GOAL OF THE EXERCISE. Print the entries below word for word; the pictures stay out of your copy.
___ ENTRIES SHOWN ___
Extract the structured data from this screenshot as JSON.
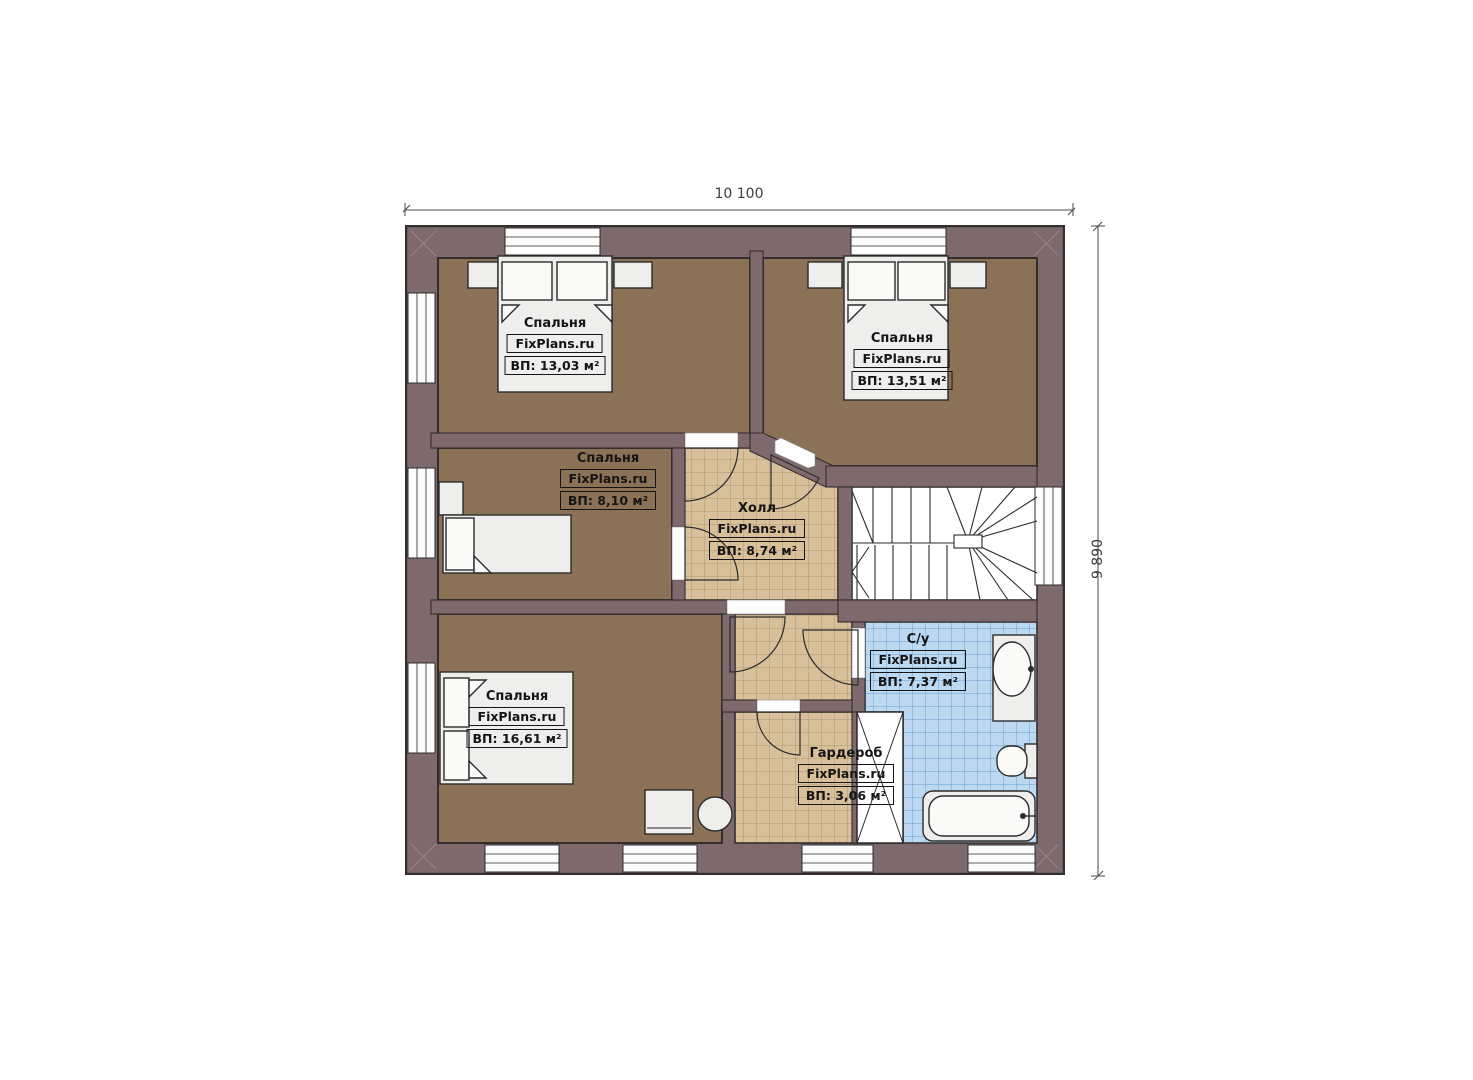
{
  "dimensions": {
    "width_label": "10 100",
    "height_label": "9 890"
  },
  "rooms": [
    {
      "id": "bedroom-top-left",
      "name": "Спальня",
      "watermark": "FixPlans.ru",
      "area": "ВП: 13,03 м²"
    },
    {
      "id": "bedroom-top-right",
      "name": "Спальня",
      "watermark": "FixPlans.ru",
      "area": "ВП: 13,51 м²"
    },
    {
      "id": "bedroom-middle-left",
      "name": "Спальня",
      "watermark": "FixPlans.ru",
      "area": "ВП: 8,10 м²"
    },
    {
      "id": "hall",
      "name": "Холл",
      "watermark": "FixPlans.ru",
      "area": "ВП: 8,74 м²"
    },
    {
      "id": "bedroom-bottom-left",
      "name": "Спальня",
      "watermark": "FixPlans.ru",
      "area": "ВП: 16,61 м²"
    },
    {
      "id": "bathroom",
      "name": "С/у",
      "watermark": "FixPlans.ru",
      "area": "ВП: 7,37 м²"
    },
    {
      "id": "wardrobe",
      "name": "Гардероб",
      "watermark": "FixPlans.ru",
      "area": "ВП: 3,06 м²"
    }
  ],
  "colors": {
    "wall": "#7e6a6c",
    "wall_line": "#332d2d",
    "floor": "#8b7257",
    "tan": "#d8c09a",
    "tan_line": "#ae9770",
    "blue": "#bdd9f2",
    "blue_line": "#6f9fd0",
    "furn": "#eeeeec",
    "ink": "#151515",
    "dim": "#3c3c3c"
  }
}
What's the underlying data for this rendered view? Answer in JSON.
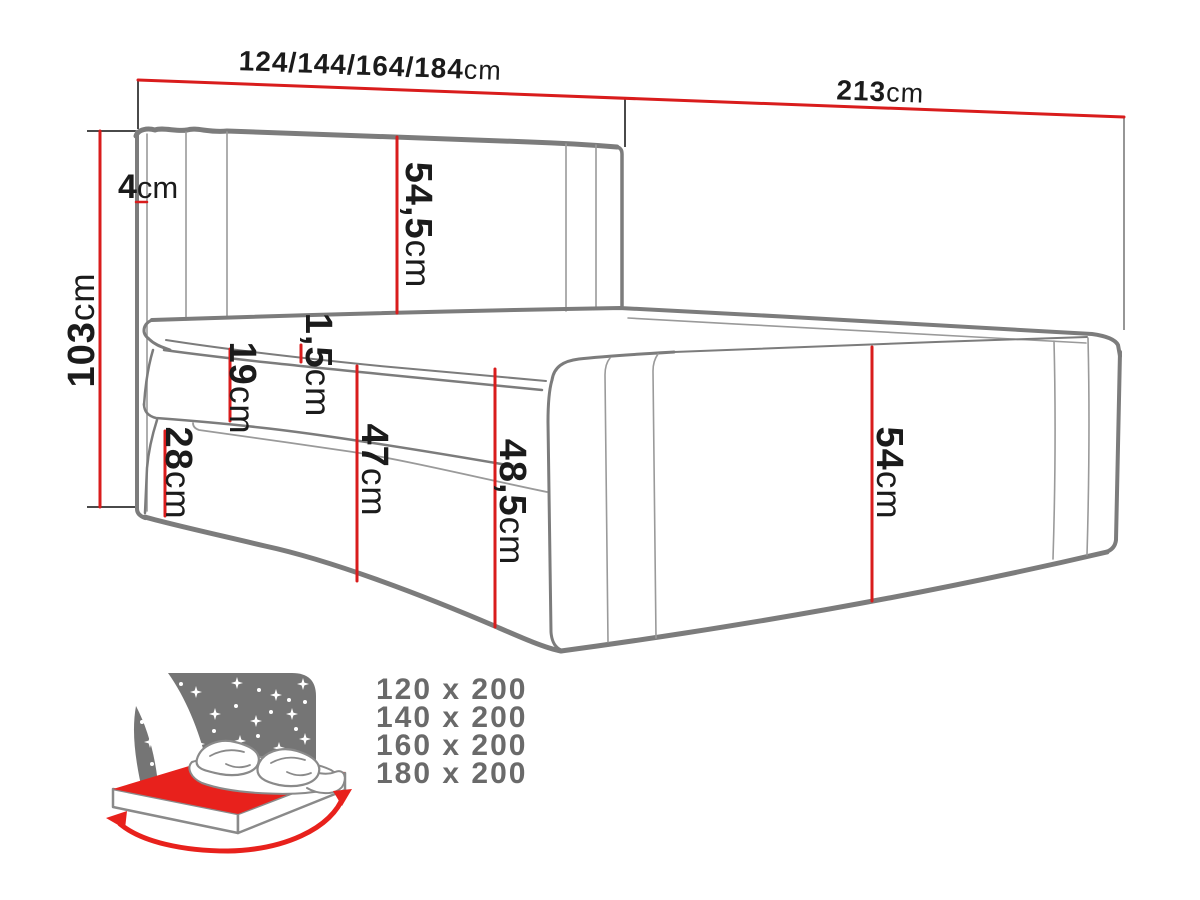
{
  "title": "Bed dimensions diagram",
  "colors": {
    "dimension_red": "#d91c1c",
    "outline_gray": "#7c7c7c",
    "thin_gray": "#9a9a9a",
    "tick_dark": "#4a4a4a",
    "label_black": "#1b1b1b",
    "icon_sky_gray": "#757575",
    "icon_red": "#e8211c",
    "sizes_text_gray": "#6a6a6a"
  },
  "icons": {
    "badge": "starry-night-bed-icon",
    "arrows": "width-length-arrows-icon"
  },
  "dimensions": {
    "width_options": {
      "value": "124/144/164/184",
      "unit": "cm"
    },
    "total_length": {
      "value": "213",
      "unit": "cm"
    },
    "total_height": {
      "value": "103",
      "unit": "cm"
    },
    "headboard_wing": {
      "value": "4",
      "unit": "cm"
    },
    "headboard_panel": {
      "value": "54,5",
      "unit": "cm"
    },
    "mattress_lip": {
      "value": "1,5",
      "unit": "cm"
    },
    "mattress_band": {
      "value": "19",
      "unit": "cm"
    },
    "base_band": {
      "value": "28",
      "unit": "cm"
    },
    "side_front_height": {
      "value": "47",
      "unit": "cm"
    },
    "side_foot_height": {
      "value": "48,5",
      "unit": "cm"
    },
    "side_right_height": {
      "value": "54",
      "unit": "cm"
    }
  },
  "available_sizes": {
    "items": [
      "120 x 200",
      "140 x 200",
      "160 x 200",
      "180 x 200"
    ]
  }
}
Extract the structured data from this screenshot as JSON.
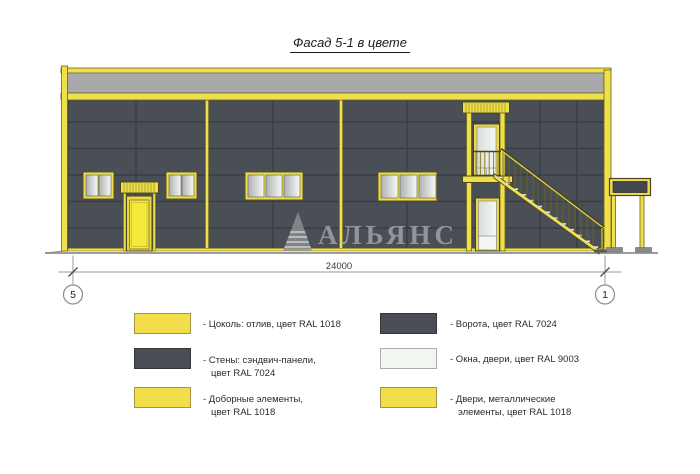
{
  "title": "Фасад 5-1 в цвете",
  "watermark": "АЛЬЯНС",
  "dimension_label": "24000",
  "axis_markers": {
    "left": "5",
    "right": "1"
  },
  "legend": {
    "left": [
      {
        "swatch": "#F2DE4A",
        "line1": "- Цоколь: отлив, цвет RAL 1018",
        "line2": ""
      },
      {
        "swatch": "#4A4E54",
        "line1": "- Стены: сэндвич-панели,",
        "line2": "цвет RAL 7024"
      },
      {
        "swatch": "#F2DE4A",
        "line1": "- Доборные элементы,",
        "line2": "цвет RAL 1018"
      }
    ],
    "right": [
      {
        "swatch": "#4A4E54",
        "line1": "- Ворота, цвет RAL 7024",
        "line2": ""
      },
      {
        "swatch": "#F2F6F1",
        "line1": "- Окна, двери, цвет RAL 9003",
        "line2": ""
      },
      {
        "swatch": "#F2DE4A",
        "line1": "- Двери, металлические",
        "line2": "элементы, цвет RAL 1018"
      }
    ]
  },
  "colors": {
    "accent_yellow": "#F2DE4A",
    "wall_gray": "#4A4E54",
    "parapet_gray": "#A9A9A9",
    "window_white": "#F2F6F1"
  }
}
___
RESULT BELOW.
Extract the structured data from this screenshot as JSON.
{
  "dimensions": {
    "width_label": "10 100",
    "height_label": "9 890"
  },
  "rooms": [
    {
      "id": "bedroom-top-left",
      "name": "Спальня",
      "watermark": "FixPlans.ru",
      "area": "ВП: 13,03 м²"
    },
    {
      "id": "bedroom-top-right",
      "name": "Спальня",
      "watermark": "FixPlans.ru",
      "area": "ВП: 13,51 м²"
    },
    {
      "id": "bedroom-middle-left",
      "name": "Спальня",
      "watermark": "FixPlans.ru",
      "area": "ВП: 8,10 м²"
    },
    {
      "id": "hall",
      "name": "Холл",
      "watermark": "FixPlans.ru",
      "area": "ВП: 8,74 м²"
    },
    {
      "id": "bedroom-bottom-left",
      "name": "Спальня",
      "watermark": "FixPlans.ru",
      "area": "ВП: 16,61 м²"
    },
    {
      "id": "bathroom",
      "name": "С/у",
      "watermark": "FixPlans.ru",
      "area": "ВП: 7,37 м²"
    },
    {
      "id": "wardrobe",
      "name": "Гардероб",
      "watermark": "FixPlans.ru",
      "area": "ВП: 3,06 м²"
    }
  ],
  "colors": {
    "wall": "#7e6a6c",
    "wall_line": "#332d2d",
    "floor": "#8b7257",
    "tan": "#d8c09a",
    "tan_line": "#ae9770",
    "blue": "#bdd9f2",
    "blue_line": "#6f9fd0",
    "furn": "#eeeeec",
    "ink": "#151515",
    "dim": "#3c3c3c"
  }
}
What's the underlying data for this rendered view? Answer in JSON.
{
  "title": "Bed dimensions diagram",
  "colors": {
    "dimension_red": "#d91c1c",
    "outline_gray": "#7c7c7c",
    "thin_gray": "#9a9a9a",
    "tick_dark": "#4a4a4a",
    "label_black": "#1b1b1b",
    "icon_sky_gray": "#757575",
    "icon_red": "#e8211c",
    "sizes_text_gray": "#6a6a6a"
  },
  "icons": {
    "badge": "starry-night-bed-icon",
    "arrows": "width-length-arrows-icon"
  },
  "dimensions": {
    "width_options": {
      "value": "124/144/164/184",
      "unit": "cm"
    },
    "total_length": {
      "value": "213",
      "unit": "cm"
    },
    "total_height": {
      "value": "103",
      "unit": "cm"
    },
    "headboard_wing": {
      "value": "4",
      "unit": "cm"
    },
    "headboard_panel": {
      "value": "54,5",
      "unit": "cm"
    },
    "mattress_lip": {
      "value": "1,5",
      "unit": "cm"
    },
    "mattress_band": {
      "value": "19",
      "unit": "cm"
    },
    "base_band": {
      "value": "28",
      "unit": "cm"
    },
    "side_front_height": {
      "value": "47",
      "unit": "cm"
    },
    "side_foot_height": {
      "value": "48,5",
      "unit": "cm"
    },
    "side_right_height": {
      "value": "54",
      "unit": "cm"
    }
  },
  "available_sizes": {
    "items": [
      "120 x 200",
      "140 x 200",
      "160 x 200",
      "180 x 200"
    ]
  }
}
Extract the structured data from this screenshot as JSON.
{
  "title": "Фасад 5-1 в цвете",
  "watermark": "АЛЬЯНС",
  "dimension_label": "24000",
  "axis_markers": {
    "left": "5",
    "right": "1"
  },
  "legend": {
    "left": [
      {
        "swatch": "#F2DE4A",
        "line1": "- Цоколь: отлив, цвет RAL 1018",
        "line2": ""
      },
      {
        "swatch": "#4A4E54",
        "line1": "- Стены: сэндвич-панели,",
        "line2": "цвет RAL 7024"
      },
      {
        "swatch": "#F2DE4A",
        "line1": "- Доборные элементы,",
        "line2": "цвет RAL 1018"
      }
    ],
    "right": [
      {
        "swatch": "#4A4E54",
        "line1": "- Ворота, цвет RAL 7024",
        "line2": ""
      },
      {
        "swatch": "#F2F6F1",
        "line1": "- Окна, двери, цвет RAL 9003",
        "line2": ""
      },
      {
        "swatch": "#F2DE4A",
        "line1": "- Двери, металлические",
        "line2": "элементы, цвет RAL 1018"
      }
    ]
  },
  "colors": {
    "accent_yellow": "#F2DE4A",
    "wall_gray": "#4A4E54",
    "parapet_gray": "#A9A9A9",
    "window_white": "#F2F6F1"
  }
}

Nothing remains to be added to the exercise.